What is asked ::
Reproduce the data that follows in its entirety, character for character.

(Collected data)
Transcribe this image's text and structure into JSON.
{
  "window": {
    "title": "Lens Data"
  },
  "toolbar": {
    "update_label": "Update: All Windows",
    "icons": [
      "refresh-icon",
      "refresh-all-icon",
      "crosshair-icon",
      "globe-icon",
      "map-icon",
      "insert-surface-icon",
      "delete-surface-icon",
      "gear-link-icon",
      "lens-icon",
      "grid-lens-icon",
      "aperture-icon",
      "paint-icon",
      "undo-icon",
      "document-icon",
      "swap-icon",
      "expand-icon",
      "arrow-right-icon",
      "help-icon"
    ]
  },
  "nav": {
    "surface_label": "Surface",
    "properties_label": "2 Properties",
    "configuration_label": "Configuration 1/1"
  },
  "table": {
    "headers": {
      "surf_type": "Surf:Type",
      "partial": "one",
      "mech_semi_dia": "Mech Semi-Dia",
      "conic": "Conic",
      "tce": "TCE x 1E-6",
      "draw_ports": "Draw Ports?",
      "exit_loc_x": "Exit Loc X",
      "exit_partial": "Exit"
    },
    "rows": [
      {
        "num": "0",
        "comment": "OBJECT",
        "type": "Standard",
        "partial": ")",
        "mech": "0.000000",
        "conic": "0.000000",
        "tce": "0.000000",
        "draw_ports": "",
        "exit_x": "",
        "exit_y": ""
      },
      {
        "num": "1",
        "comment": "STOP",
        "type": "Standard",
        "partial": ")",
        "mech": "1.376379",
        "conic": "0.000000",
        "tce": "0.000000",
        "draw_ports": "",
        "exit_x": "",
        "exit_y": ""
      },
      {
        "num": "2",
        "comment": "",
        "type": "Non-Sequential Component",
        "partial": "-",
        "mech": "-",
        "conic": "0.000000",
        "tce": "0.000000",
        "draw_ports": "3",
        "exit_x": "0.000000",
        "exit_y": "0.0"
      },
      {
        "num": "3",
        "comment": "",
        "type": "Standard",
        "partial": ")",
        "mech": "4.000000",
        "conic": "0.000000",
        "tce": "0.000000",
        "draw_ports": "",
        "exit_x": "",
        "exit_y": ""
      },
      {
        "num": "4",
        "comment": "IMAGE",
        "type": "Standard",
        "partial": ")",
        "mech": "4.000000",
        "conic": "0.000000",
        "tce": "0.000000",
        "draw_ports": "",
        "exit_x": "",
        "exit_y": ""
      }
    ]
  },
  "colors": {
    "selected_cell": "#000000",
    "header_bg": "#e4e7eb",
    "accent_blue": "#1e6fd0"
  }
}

Answer to the exercise ::
Transcribe this image's text and structure into JSON.
{
  "window": {
    "title": "Lens Data"
  },
  "toolbar": {
    "update_label": "Update: All Windows",
    "icons": [
      "refresh-icon",
      "refresh-all-icon",
      "crosshair-icon",
      "globe-icon",
      "map-icon",
      "insert-surface-icon",
      "delete-surface-icon",
      "gear-link-icon",
      "lens-icon",
      "grid-lens-icon",
      "aperture-icon",
      "paint-icon",
      "undo-icon",
      "document-icon",
      "swap-icon",
      "expand-icon",
      "arrow-right-icon",
      "help-icon"
    ]
  },
  "nav": {
    "surface_label": "Surface",
    "properties_label": "2 Properties",
    "configuration_label": "Configuration 1/1"
  },
  "table": {
    "headers": {
      "surf_type": "Surf:Type",
      "partial": "one",
      "mech_semi_dia": "Mech Semi-Dia",
      "conic": "Conic",
      "tce": "TCE x 1E-6",
      "draw_ports": "Draw Ports?",
      "exit_loc_x": "Exit Loc X",
      "exit_partial": "Exit"
    },
    "rows": [
      {
        "num": "0",
        "comment": "OBJECT",
        "type": "Standard",
        "partial": ")",
        "mech": "0.000000",
        "conic": "0.000000",
        "tce": "0.000000",
        "draw_ports": "",
        "exit_x": "",
        "exit_y": ""
      },
      {
        "num": "1",
        "comment": "STOP",
        "type": "Standard",
        "partial": ")",
        "mech": "1.376379",
        "conic": "0.000000",
        "tce": "0.000000",
        "draw_ports": "",
        "exit_x": "",
        "exit_y": ""
      },
      {
        "num": "2",
        "comment": "",
        "type": "Non-Sequential Component",
        "partial": "-",
        "mech": "-",
        "conic": "0.000000",
        "tce": "0.000000",
        "draw_ports": "3",
        "exit_x": "0.000000",
        "exit_y": "0.0"
      },
      {
        "num": "3",
        "comment": "",
        "type": "Standard",
        "partial": ")",
        "mech": "4.000000",
        "conic": "0.000000",
        "tce": "0.000000",
        "draw_ports": "",
        "exit_x": "",
        "exit_y": ""
      },
      {
        "num": "4",
        "comment": "IMAGE",
        "type": "Standard",
        "partial": ")",
        "mech": "4.000000",
        "conic": "0.000000",
        "tce": "0.000000",
        "draw_ports": "",
        "exit_x": "",
        "exit_y": ""
      }
    ]
  },
  "colors": {
    "selected_cell": "#000000",
    "header_bg": "#e4e7eb",
    "accent_blue": "#1e6fd0"
  }
}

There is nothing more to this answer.